■ Instruction
All of the material below is to be restated word for word, apart from the pictures.

***** Exercise data

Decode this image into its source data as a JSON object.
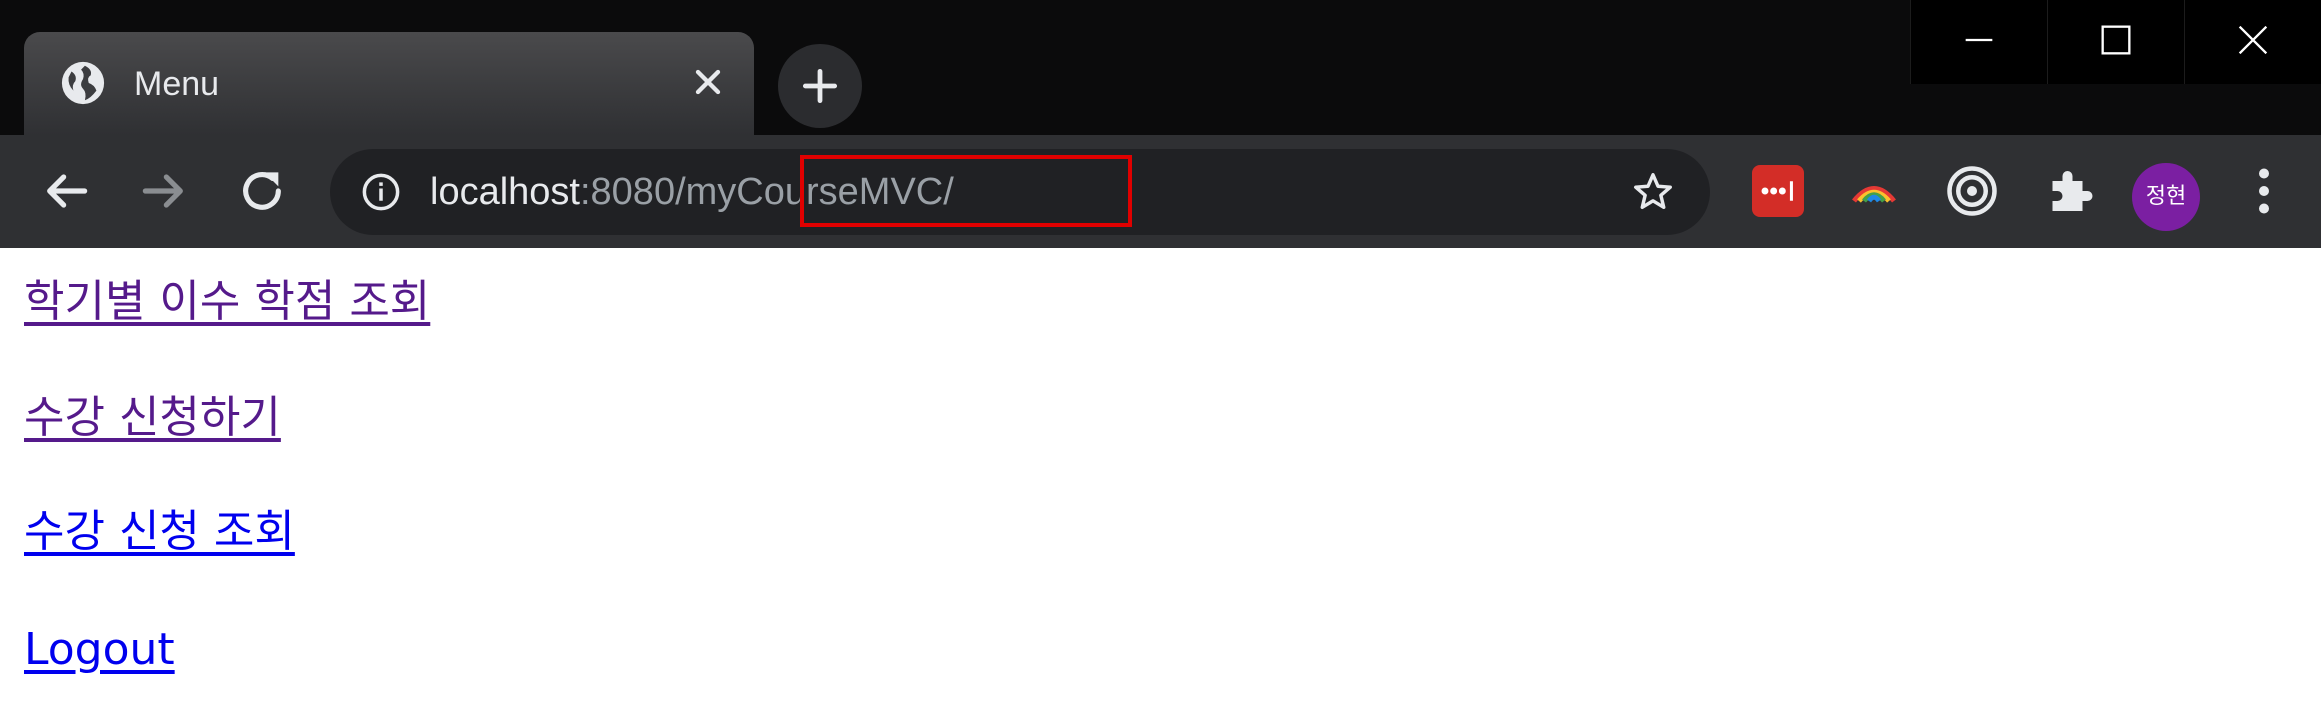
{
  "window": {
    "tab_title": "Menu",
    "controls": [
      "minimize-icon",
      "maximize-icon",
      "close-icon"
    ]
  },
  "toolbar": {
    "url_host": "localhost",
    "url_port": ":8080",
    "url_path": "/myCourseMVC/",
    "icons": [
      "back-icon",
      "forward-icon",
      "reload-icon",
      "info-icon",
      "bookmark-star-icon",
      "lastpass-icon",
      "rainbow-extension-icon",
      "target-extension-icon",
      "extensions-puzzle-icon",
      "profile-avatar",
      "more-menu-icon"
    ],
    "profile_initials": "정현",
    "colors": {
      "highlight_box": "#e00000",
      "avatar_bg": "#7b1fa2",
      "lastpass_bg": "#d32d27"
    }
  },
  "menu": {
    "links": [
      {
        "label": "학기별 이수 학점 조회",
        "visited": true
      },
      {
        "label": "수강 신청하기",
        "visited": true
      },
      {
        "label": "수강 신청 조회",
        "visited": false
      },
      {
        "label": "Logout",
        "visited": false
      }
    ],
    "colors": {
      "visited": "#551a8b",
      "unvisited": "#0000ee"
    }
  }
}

**********

■ Exercise result
Decode this image into its source data as a JSON object.
{
  "window": {
    "tab_title": "Menu",
    "controls": [
      "minimize-icon",
      "maximize-icon",
      "close-icon"
    ]
  },
  "toolbar": {
    "url_host": "localhost",
    "url_port": ":8080",
    "url_path": "/myCourseMVC/",
    "icons": [
      "back-icon",
      "forward-icon",
      "reload-icon",
      "info-icon",
      "bookmark-star-icon",
      "lastpass-icon",
      "rainbow-extension-icon",
      "target-extension-icon",
      "extensions-puzzle-icon",
      "profile-avatar",
      "more-menu-icon"
    ],
    "profile_initials": "정현",
    "colors": {
      "highlight_box": "#e00000",
      "avatar_bg": "#7b1fa2",
      "lastpass_bg": "#d32d27"
    }
  },
  "menu": {
    "links": [
      {
        "label": "학기별 이수 학점 조회",
        "visited": true
      },
      {
        "label": "수강 신청하기",
        "visited": true
      },
      {
        "label": "수강 신청 조회",
        "visited": false
      },
      {
        "label": "Logout",
        "visited": false
      }
    ],
    "colors": {
      "visited": "#551a8b",
      "unvisited": "#0000ee"
    }
  }
}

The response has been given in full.